--- Begin ---
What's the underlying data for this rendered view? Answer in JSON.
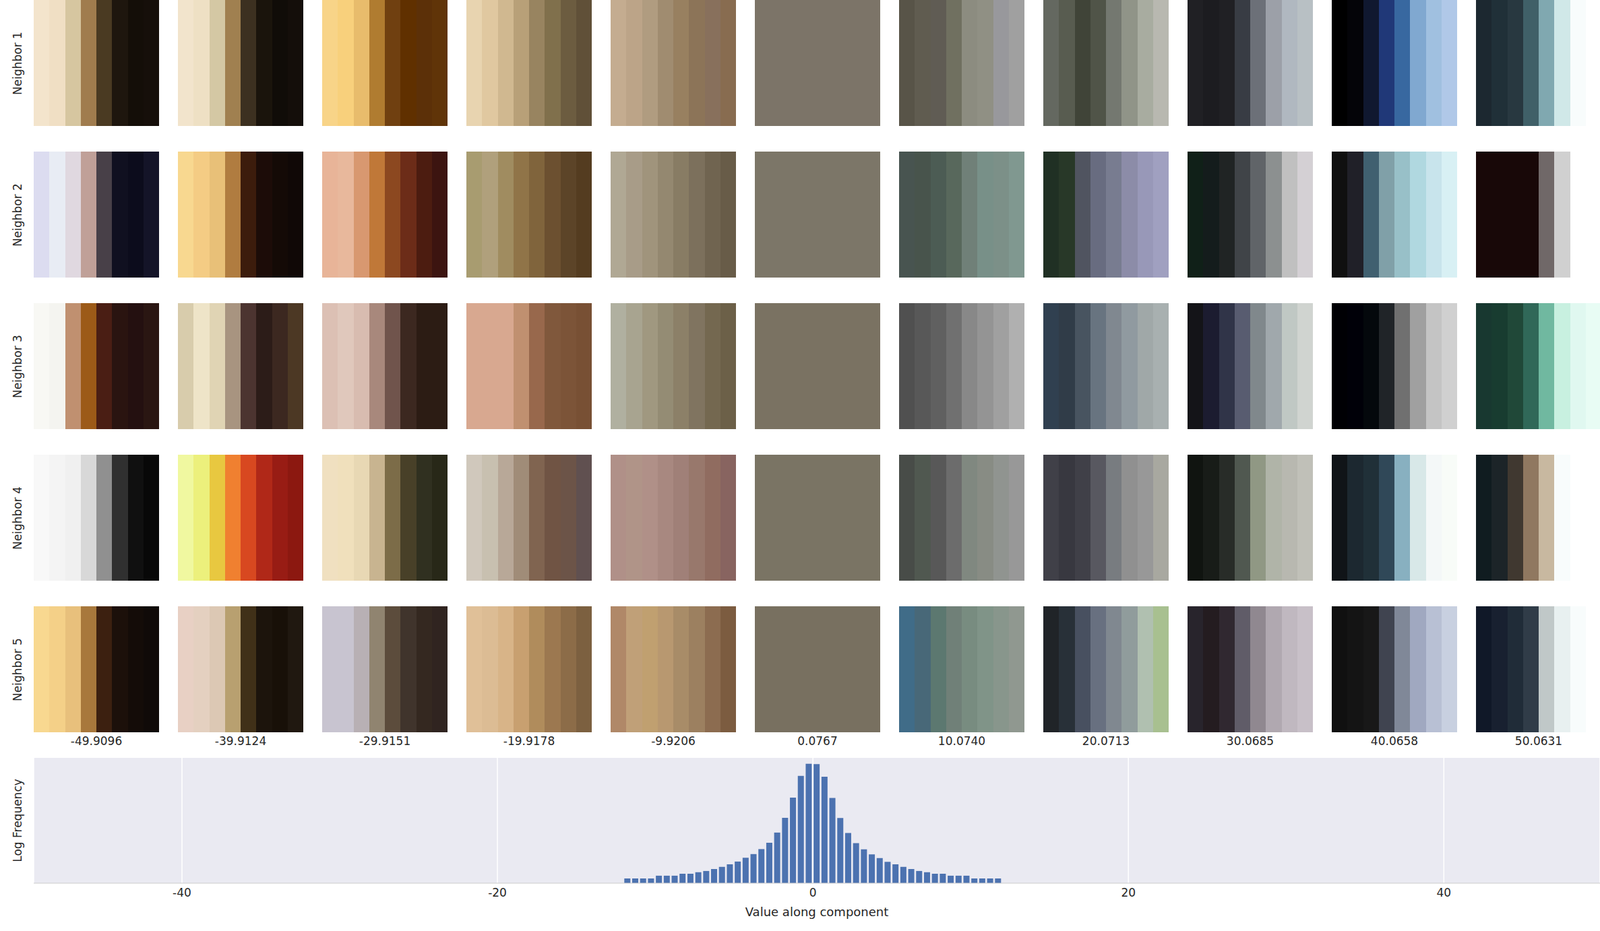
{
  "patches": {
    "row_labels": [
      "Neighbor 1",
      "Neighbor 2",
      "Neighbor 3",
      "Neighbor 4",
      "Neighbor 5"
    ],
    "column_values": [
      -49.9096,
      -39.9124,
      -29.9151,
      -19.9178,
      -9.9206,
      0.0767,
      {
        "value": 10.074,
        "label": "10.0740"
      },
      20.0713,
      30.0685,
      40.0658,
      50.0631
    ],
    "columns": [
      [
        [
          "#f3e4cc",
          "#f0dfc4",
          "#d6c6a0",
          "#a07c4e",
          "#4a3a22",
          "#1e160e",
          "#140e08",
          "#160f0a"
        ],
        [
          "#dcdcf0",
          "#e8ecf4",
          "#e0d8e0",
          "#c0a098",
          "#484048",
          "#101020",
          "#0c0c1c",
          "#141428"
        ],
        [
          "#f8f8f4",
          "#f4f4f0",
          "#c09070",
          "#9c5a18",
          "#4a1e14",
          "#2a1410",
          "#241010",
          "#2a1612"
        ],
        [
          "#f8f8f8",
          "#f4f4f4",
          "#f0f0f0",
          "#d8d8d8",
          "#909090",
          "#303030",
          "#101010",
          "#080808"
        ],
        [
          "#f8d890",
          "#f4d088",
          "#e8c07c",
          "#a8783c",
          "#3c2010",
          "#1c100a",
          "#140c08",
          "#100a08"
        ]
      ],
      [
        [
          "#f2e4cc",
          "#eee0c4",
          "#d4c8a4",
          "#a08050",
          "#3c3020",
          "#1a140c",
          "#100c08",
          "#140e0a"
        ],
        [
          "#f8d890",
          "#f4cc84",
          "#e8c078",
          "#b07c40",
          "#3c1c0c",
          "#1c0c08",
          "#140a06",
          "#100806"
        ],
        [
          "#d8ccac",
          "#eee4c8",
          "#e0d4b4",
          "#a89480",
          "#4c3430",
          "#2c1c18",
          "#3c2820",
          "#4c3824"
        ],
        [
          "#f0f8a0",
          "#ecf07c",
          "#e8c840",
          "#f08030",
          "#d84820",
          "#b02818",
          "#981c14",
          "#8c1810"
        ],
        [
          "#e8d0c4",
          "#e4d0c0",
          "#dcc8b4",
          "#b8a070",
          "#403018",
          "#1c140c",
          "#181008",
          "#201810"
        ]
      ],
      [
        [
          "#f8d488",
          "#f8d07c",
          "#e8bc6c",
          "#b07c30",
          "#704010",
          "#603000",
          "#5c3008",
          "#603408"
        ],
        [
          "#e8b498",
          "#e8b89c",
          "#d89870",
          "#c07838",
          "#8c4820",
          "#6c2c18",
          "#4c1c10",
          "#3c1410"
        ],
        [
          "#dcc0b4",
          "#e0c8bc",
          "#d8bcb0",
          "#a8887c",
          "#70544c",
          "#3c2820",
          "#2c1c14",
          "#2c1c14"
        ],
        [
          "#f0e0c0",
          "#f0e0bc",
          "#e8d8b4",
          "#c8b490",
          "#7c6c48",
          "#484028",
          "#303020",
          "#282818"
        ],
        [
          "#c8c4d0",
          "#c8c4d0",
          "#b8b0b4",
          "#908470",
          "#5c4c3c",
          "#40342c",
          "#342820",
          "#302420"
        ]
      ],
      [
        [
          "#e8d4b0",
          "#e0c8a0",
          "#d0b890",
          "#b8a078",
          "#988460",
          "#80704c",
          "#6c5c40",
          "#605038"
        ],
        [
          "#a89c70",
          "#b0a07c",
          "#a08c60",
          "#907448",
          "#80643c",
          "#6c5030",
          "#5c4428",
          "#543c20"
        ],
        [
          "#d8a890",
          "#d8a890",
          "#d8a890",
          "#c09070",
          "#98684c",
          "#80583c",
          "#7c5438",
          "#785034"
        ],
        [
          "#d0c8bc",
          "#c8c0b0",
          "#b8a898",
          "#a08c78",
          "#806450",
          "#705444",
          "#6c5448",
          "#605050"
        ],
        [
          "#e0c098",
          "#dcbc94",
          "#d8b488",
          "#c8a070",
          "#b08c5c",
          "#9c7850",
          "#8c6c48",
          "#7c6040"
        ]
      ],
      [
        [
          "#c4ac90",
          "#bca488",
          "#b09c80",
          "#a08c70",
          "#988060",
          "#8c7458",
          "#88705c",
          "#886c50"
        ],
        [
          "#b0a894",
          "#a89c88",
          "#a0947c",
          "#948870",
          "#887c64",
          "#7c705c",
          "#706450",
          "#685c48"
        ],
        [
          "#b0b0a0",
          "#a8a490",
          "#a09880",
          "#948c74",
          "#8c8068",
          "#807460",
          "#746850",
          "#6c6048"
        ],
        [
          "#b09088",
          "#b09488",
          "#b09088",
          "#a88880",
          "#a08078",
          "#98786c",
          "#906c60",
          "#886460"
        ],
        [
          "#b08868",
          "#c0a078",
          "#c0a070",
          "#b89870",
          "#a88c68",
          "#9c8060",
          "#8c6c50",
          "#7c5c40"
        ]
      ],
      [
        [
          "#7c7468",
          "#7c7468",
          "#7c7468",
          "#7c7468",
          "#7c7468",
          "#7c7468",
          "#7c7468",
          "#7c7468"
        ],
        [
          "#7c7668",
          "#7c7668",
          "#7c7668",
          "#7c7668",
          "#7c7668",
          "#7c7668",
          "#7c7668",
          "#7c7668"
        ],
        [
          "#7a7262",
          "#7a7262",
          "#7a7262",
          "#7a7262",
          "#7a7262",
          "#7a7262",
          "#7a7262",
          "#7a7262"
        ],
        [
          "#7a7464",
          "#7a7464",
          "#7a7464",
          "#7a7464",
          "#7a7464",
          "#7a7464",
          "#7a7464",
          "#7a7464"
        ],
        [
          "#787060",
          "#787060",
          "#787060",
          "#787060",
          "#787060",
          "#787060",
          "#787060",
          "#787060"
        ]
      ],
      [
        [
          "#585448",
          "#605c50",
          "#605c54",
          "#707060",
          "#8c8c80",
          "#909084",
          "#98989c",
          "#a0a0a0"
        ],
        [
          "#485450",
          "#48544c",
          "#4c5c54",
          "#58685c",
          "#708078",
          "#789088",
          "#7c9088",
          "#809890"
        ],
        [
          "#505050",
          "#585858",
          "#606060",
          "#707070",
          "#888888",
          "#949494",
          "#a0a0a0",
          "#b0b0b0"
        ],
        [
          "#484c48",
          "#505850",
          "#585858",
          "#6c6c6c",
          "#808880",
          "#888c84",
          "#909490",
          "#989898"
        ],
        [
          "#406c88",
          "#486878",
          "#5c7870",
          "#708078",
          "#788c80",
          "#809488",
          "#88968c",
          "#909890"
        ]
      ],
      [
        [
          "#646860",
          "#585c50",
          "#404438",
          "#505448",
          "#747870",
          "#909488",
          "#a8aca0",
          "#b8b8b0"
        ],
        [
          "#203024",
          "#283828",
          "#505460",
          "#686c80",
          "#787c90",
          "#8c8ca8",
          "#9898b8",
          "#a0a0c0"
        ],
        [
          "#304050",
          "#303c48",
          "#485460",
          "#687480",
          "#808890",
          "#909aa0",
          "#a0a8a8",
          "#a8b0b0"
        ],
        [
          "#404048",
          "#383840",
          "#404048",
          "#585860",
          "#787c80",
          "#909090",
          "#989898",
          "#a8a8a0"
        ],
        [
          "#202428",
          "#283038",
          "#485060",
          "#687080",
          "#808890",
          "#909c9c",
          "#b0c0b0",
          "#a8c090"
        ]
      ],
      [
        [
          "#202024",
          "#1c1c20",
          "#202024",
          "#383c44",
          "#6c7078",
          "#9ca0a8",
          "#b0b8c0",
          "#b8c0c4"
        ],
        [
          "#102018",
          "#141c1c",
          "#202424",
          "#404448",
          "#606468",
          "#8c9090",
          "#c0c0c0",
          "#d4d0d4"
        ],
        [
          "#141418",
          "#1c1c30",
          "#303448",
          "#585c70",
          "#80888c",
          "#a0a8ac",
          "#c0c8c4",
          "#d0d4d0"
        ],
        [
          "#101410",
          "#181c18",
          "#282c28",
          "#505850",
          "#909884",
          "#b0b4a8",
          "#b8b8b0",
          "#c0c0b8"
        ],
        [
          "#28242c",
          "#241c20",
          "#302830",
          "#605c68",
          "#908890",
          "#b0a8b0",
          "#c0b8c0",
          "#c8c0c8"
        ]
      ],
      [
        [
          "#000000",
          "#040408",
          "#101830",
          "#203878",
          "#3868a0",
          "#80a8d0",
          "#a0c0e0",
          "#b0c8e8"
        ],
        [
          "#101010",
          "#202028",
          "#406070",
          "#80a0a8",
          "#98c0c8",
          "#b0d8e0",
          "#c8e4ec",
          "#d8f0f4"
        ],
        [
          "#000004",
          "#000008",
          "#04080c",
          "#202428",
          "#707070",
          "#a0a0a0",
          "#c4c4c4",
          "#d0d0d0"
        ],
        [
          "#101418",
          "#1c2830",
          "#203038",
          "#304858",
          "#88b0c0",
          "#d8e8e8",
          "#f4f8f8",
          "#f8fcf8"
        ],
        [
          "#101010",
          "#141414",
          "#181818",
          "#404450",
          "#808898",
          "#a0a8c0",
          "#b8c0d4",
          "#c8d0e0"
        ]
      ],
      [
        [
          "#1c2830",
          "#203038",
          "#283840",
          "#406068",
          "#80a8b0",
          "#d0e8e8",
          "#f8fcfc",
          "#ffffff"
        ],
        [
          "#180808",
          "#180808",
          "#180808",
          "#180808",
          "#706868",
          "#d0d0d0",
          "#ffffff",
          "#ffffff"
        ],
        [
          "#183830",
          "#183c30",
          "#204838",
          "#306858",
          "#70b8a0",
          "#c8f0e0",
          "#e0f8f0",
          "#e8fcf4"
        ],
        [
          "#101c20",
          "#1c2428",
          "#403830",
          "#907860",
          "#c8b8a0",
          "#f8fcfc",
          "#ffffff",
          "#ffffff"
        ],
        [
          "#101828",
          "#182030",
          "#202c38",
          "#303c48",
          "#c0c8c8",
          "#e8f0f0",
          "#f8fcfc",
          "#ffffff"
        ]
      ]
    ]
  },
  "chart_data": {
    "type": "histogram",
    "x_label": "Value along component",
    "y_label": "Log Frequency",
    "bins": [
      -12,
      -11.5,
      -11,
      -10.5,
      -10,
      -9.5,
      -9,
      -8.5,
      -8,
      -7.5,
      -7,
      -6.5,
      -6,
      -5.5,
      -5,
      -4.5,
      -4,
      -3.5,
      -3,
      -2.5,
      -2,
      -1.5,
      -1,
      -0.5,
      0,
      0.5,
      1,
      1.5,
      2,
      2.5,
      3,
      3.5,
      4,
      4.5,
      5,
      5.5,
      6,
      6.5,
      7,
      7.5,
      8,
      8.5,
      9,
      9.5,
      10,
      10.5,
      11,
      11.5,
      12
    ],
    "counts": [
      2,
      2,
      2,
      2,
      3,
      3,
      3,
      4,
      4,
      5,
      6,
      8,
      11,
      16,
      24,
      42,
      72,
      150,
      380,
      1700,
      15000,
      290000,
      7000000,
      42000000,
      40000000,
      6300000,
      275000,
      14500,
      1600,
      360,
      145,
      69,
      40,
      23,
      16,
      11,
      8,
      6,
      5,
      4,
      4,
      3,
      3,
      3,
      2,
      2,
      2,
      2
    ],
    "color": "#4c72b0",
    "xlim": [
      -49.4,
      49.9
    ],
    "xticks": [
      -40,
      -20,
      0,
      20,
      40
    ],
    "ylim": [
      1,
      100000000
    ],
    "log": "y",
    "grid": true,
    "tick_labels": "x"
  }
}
--- End ---
--- Begin ---
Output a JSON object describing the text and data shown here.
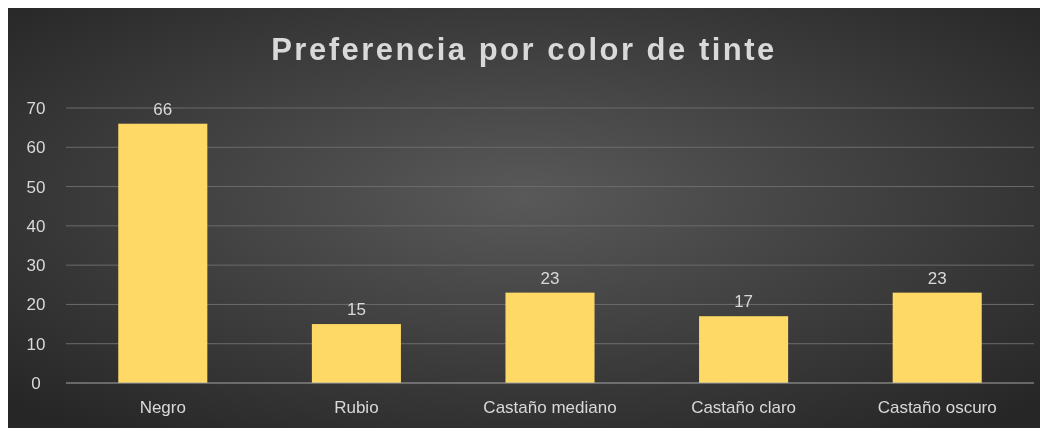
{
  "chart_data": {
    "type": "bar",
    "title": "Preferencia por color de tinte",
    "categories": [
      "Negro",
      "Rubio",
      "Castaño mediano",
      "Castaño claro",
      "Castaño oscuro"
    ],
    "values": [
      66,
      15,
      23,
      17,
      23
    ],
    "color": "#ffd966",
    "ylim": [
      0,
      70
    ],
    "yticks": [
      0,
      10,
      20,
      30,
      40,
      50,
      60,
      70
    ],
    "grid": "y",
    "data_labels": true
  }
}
--- End ---
Task to carry out: Tally up how many lines in the preceding listing contain the word "Castaño". Give nothing but the number.

Finished exercise: 3